■ **Work to be completed**
From the records below, extract all the text exactly and leave the images behind.

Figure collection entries
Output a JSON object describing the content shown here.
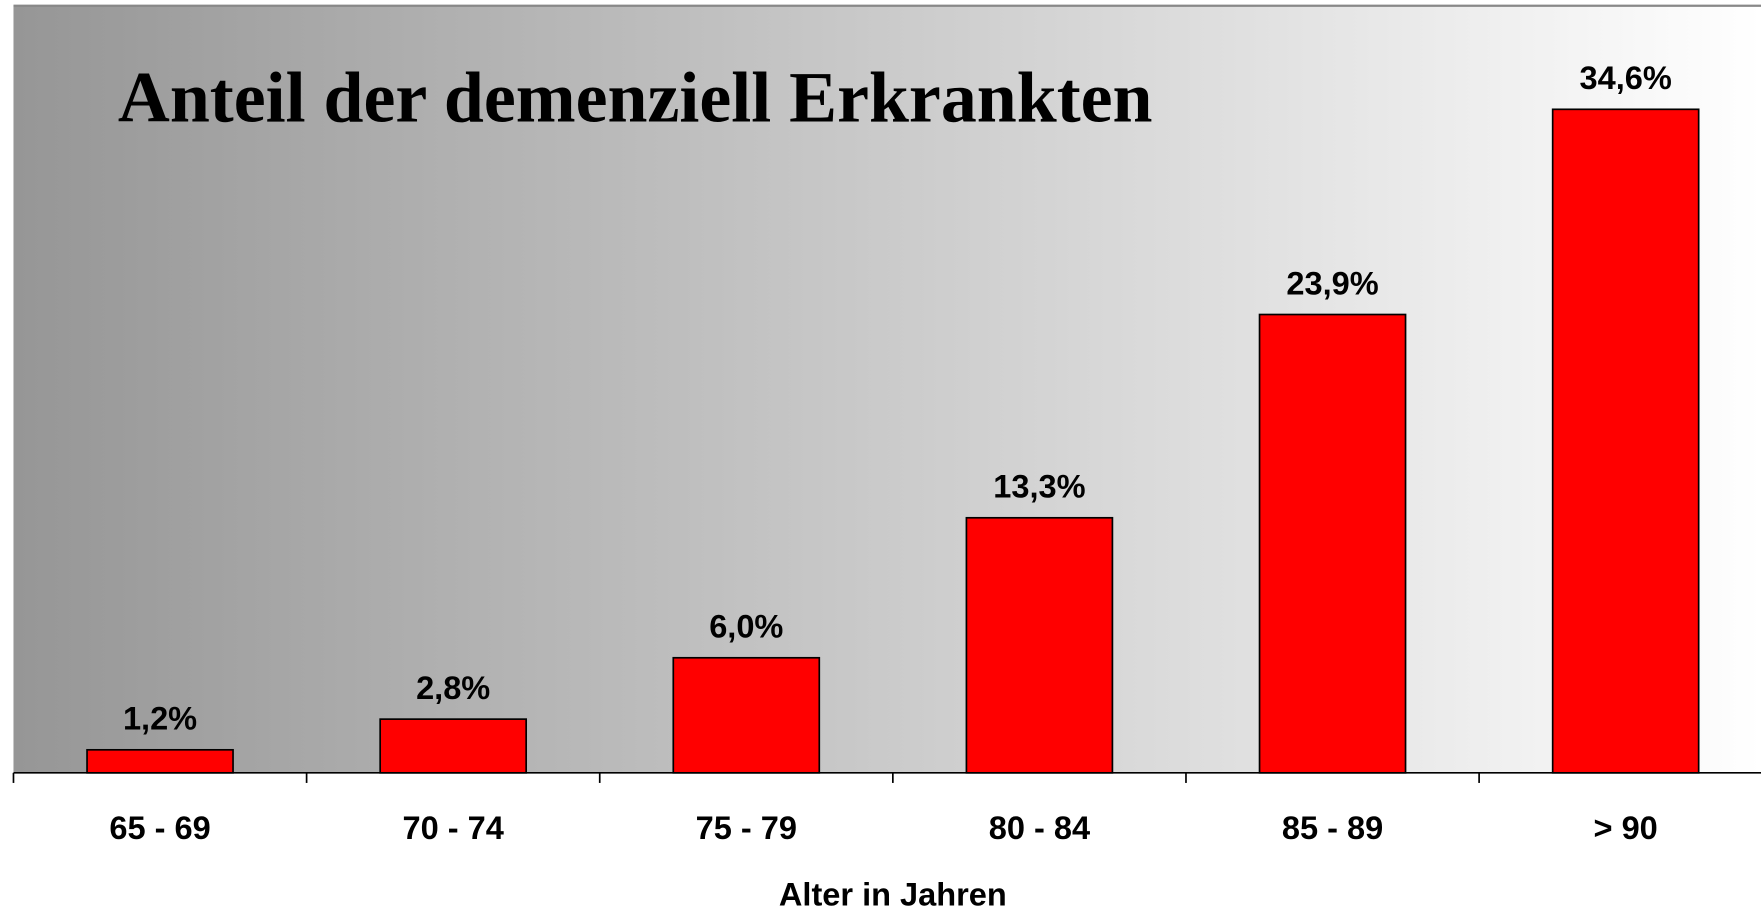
{
  "chart_data": {
    "type": "bar",
    "title": "Anteil der demenziell Erkrankten",
    "xlabel": "Alter in Jahren",
    "categories": [
      "65 - 69",
      "70 - 74",
      "75 - 79",
      "80 - 84",
      "85 - 89",
      "> 90"
    ],
    "values": [
      1.2,
      2.8,
      6.0,
      13.3,
      23.9,
      34.6
    ],
    "value_labels": [
      "1,2%",
      "2,8%",
      "6,0%",
      "13,3%",
      "23,9%",
      "34,6%"
    ],
    "color": "#ff0000",
    "ylim": [
      0,
      40
    ]
  }
}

■ **The solution**
Output a JSON object describing the content shown here.
{
  "chart_data": {
    "type": "bar",
    "title": "Anteil der demenziell Erkrankten",
    "xlabel": "Alter in Jahren",
    "categories": [
      "65 - 69",
      "70 - 74",
      "75 - 79",
      "80 - 84",
      "85 - 89",
      "> 90"
    ],
    "values": [
      1.2,
      2.8,
      6.0,
      13.3,
      23.9,
      34.6
    ],
    "value_labels": [
      "1,2%",
      "2,8%",
      "6,0%",
      "13,3%",
      "23,9%",
      "34,6%"
    ],
    "color": "#ff0000",
    "ylim": [
      0,
      40
    ]
  }
}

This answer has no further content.